Start of EXERCISE DATA

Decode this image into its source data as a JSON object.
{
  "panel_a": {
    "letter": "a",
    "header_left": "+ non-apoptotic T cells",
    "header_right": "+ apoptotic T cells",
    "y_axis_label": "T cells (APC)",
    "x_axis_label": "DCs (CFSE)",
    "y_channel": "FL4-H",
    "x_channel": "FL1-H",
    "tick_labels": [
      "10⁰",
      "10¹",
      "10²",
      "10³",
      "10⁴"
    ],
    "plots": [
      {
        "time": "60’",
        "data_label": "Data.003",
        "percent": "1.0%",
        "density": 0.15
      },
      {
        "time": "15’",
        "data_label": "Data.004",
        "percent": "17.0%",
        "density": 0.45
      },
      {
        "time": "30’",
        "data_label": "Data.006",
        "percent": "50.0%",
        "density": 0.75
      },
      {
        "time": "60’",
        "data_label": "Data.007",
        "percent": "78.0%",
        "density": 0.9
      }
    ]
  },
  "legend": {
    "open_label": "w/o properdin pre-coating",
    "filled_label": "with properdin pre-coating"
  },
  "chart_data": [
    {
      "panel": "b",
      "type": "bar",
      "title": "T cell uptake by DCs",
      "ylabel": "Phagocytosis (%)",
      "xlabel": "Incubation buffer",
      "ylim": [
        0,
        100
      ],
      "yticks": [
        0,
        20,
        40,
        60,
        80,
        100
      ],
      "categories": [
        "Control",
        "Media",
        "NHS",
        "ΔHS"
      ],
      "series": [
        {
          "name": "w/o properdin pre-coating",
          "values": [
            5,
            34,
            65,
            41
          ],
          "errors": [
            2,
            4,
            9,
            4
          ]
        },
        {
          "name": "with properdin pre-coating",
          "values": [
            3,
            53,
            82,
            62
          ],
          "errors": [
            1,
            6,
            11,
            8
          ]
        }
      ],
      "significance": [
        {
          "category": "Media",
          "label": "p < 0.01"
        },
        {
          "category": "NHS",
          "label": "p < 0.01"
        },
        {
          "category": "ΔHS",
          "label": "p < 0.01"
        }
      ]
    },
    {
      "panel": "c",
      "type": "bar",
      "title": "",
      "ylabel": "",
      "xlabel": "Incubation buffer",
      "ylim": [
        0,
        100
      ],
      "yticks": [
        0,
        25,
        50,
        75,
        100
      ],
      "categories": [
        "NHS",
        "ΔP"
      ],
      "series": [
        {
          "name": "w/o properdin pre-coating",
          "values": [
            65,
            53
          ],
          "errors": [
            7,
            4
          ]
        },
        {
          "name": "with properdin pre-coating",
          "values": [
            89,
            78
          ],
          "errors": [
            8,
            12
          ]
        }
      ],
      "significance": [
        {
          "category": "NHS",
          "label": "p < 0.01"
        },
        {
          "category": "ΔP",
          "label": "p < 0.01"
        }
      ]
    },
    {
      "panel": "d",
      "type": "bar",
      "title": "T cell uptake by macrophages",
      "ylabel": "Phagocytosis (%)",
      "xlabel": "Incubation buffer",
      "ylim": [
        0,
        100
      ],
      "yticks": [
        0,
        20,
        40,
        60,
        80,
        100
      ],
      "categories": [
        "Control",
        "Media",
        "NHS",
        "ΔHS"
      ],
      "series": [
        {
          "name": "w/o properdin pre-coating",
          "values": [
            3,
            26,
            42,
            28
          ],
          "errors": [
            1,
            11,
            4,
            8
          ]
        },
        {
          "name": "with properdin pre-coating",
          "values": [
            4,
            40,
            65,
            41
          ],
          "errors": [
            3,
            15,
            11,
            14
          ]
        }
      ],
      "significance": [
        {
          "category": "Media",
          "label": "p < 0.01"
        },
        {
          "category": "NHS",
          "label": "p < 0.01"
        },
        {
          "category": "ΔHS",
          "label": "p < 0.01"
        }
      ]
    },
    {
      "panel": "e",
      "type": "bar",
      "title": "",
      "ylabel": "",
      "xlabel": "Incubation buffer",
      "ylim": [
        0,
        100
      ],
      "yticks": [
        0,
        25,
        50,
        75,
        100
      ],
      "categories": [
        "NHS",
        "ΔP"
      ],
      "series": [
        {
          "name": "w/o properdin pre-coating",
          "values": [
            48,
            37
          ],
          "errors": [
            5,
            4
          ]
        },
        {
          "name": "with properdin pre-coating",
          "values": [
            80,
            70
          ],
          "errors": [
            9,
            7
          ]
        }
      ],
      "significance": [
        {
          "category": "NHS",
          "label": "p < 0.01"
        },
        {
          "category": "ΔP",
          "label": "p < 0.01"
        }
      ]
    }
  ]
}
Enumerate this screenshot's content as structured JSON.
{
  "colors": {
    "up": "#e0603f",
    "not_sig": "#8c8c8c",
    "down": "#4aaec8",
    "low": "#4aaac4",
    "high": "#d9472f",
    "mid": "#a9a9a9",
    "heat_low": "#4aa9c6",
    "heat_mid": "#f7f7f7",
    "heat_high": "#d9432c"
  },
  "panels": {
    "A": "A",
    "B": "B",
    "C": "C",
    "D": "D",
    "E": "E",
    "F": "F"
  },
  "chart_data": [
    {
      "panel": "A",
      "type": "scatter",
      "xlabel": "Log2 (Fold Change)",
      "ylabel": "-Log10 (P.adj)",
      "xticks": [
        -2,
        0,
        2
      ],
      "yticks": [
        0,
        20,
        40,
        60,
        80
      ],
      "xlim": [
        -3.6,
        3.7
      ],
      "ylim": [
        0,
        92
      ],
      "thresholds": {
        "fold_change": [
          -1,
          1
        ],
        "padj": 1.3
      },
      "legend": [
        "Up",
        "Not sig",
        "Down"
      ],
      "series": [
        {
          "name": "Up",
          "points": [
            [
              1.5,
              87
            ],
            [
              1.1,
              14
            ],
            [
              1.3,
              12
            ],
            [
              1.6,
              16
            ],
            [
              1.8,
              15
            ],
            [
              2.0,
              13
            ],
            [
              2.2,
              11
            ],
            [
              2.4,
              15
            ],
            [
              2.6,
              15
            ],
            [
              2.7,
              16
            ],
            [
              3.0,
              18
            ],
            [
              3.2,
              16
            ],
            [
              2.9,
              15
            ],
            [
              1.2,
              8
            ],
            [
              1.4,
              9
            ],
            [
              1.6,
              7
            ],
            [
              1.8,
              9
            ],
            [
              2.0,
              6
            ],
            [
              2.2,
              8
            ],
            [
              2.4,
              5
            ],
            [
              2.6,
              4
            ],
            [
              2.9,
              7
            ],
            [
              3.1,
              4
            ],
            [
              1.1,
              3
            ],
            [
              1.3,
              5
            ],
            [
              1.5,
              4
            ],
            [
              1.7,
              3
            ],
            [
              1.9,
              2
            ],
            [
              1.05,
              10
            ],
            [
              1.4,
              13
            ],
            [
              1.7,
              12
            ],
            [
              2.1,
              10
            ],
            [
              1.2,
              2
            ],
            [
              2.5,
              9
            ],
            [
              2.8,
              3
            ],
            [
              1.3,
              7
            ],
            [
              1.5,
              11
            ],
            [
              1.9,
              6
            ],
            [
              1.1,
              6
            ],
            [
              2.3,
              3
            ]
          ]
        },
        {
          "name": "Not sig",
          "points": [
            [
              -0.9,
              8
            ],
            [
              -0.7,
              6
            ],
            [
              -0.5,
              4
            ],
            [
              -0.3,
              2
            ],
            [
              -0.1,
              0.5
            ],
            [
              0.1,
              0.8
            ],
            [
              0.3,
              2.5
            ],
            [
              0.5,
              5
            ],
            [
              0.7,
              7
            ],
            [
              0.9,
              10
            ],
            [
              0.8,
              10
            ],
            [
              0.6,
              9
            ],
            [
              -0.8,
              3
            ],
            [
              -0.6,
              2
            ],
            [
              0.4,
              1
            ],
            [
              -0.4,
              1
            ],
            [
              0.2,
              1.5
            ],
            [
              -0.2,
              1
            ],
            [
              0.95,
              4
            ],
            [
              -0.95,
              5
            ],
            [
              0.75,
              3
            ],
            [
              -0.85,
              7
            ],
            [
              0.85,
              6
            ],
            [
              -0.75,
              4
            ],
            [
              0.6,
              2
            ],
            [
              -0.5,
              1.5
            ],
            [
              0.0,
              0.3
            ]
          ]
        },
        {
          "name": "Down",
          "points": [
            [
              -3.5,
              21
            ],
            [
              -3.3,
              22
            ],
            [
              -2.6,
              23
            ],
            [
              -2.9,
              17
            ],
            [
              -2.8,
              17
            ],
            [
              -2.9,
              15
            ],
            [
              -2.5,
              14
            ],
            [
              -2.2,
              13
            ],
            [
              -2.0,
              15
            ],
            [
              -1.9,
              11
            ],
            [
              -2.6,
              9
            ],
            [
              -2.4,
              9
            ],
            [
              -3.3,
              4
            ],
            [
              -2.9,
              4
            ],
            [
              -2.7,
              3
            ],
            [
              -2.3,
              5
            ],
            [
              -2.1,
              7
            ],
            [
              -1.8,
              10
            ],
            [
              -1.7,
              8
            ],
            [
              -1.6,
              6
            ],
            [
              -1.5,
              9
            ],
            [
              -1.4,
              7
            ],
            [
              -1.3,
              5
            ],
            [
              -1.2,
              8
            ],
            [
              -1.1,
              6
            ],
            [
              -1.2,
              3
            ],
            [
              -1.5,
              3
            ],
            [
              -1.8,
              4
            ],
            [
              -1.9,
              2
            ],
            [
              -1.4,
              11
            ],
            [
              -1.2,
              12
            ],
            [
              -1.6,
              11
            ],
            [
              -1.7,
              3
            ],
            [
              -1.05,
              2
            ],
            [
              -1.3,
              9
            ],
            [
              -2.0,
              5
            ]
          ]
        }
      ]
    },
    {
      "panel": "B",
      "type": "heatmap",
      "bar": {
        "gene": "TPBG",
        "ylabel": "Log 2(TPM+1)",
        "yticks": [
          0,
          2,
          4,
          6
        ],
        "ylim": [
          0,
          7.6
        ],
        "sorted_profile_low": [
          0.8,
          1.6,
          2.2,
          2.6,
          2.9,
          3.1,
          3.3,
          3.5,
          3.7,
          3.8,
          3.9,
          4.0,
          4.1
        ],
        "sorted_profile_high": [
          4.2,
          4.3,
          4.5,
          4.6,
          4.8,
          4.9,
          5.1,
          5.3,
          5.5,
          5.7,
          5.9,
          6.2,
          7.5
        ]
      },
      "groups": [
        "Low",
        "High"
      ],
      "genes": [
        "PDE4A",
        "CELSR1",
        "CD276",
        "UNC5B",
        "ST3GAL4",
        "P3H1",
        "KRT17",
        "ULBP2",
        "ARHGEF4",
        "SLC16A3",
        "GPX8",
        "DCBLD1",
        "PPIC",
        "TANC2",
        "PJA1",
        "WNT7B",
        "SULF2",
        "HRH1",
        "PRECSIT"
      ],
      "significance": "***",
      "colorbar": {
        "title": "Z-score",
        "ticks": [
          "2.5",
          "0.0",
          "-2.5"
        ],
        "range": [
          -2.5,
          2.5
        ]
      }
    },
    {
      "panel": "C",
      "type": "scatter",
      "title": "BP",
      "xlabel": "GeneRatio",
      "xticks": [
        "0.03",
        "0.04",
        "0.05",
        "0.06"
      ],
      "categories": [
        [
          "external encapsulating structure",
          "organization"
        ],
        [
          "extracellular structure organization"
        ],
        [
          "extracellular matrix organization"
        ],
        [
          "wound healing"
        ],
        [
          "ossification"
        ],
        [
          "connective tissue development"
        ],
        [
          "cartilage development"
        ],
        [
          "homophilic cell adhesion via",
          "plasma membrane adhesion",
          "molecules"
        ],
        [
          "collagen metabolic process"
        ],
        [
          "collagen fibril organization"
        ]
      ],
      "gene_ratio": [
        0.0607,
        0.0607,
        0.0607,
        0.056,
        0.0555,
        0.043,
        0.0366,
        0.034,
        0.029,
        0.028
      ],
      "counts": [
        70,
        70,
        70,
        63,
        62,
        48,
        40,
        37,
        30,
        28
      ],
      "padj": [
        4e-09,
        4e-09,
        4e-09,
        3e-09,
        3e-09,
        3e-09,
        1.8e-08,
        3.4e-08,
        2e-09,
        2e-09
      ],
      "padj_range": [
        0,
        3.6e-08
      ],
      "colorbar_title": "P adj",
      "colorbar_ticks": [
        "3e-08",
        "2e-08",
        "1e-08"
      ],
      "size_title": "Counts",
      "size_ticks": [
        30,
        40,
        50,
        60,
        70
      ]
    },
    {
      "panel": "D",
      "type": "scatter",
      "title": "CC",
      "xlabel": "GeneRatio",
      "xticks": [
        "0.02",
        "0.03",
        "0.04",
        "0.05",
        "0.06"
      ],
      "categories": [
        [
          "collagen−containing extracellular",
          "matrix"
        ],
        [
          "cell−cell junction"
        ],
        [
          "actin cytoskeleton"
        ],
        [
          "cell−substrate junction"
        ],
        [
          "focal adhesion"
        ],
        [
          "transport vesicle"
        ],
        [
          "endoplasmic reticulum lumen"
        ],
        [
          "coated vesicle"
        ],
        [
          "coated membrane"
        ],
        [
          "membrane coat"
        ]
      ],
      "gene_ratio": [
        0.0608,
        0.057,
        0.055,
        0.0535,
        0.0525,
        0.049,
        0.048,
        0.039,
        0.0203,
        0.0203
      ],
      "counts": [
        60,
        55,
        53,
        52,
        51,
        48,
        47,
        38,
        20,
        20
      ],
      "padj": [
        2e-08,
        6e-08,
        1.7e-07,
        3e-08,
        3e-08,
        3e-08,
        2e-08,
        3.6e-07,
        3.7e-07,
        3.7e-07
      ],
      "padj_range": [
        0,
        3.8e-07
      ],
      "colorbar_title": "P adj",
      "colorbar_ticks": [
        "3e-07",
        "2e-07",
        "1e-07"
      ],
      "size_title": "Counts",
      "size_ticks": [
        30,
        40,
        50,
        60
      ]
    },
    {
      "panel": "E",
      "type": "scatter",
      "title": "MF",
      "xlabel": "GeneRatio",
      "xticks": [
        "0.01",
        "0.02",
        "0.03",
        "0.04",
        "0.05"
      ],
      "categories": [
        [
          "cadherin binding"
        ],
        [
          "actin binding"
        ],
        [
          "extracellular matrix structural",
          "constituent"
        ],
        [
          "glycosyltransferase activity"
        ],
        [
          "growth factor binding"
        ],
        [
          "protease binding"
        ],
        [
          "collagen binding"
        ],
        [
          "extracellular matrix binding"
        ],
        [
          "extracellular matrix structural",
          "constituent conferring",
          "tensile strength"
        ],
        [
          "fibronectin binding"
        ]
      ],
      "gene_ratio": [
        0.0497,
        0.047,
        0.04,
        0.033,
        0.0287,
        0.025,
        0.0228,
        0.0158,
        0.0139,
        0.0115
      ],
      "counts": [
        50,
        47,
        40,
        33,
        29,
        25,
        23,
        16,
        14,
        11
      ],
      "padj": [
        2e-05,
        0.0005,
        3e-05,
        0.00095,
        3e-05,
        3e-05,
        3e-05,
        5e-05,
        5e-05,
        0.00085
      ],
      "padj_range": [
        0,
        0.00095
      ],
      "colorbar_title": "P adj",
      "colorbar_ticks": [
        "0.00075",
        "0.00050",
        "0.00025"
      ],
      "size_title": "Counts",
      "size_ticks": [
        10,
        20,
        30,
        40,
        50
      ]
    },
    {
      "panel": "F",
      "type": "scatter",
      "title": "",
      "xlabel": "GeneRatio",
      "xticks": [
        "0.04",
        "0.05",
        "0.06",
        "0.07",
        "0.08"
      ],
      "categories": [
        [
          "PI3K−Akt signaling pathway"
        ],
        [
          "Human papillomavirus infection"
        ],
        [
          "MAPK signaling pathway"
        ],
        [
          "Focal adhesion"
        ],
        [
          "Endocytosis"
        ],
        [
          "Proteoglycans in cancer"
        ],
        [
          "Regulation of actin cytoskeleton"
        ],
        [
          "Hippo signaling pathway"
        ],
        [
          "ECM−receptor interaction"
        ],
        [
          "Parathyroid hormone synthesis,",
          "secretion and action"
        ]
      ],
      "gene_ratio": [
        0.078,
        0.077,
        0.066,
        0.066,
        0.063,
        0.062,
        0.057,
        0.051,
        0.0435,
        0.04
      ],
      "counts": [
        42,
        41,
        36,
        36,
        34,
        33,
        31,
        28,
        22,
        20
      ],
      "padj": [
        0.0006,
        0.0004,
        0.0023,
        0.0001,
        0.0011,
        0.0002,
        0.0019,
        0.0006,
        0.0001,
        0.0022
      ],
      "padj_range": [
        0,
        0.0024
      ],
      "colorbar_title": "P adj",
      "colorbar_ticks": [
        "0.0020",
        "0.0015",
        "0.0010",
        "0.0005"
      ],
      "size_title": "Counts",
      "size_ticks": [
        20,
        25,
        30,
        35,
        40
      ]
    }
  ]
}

End of EXERCISE DATA

Filter the data for the string "this". Copy each matching line.

▶ ANSWER TO THE PROBLEM:
Decode this image into its source data as a JSON object.
Enumerate this screenshot's content as structured JSON.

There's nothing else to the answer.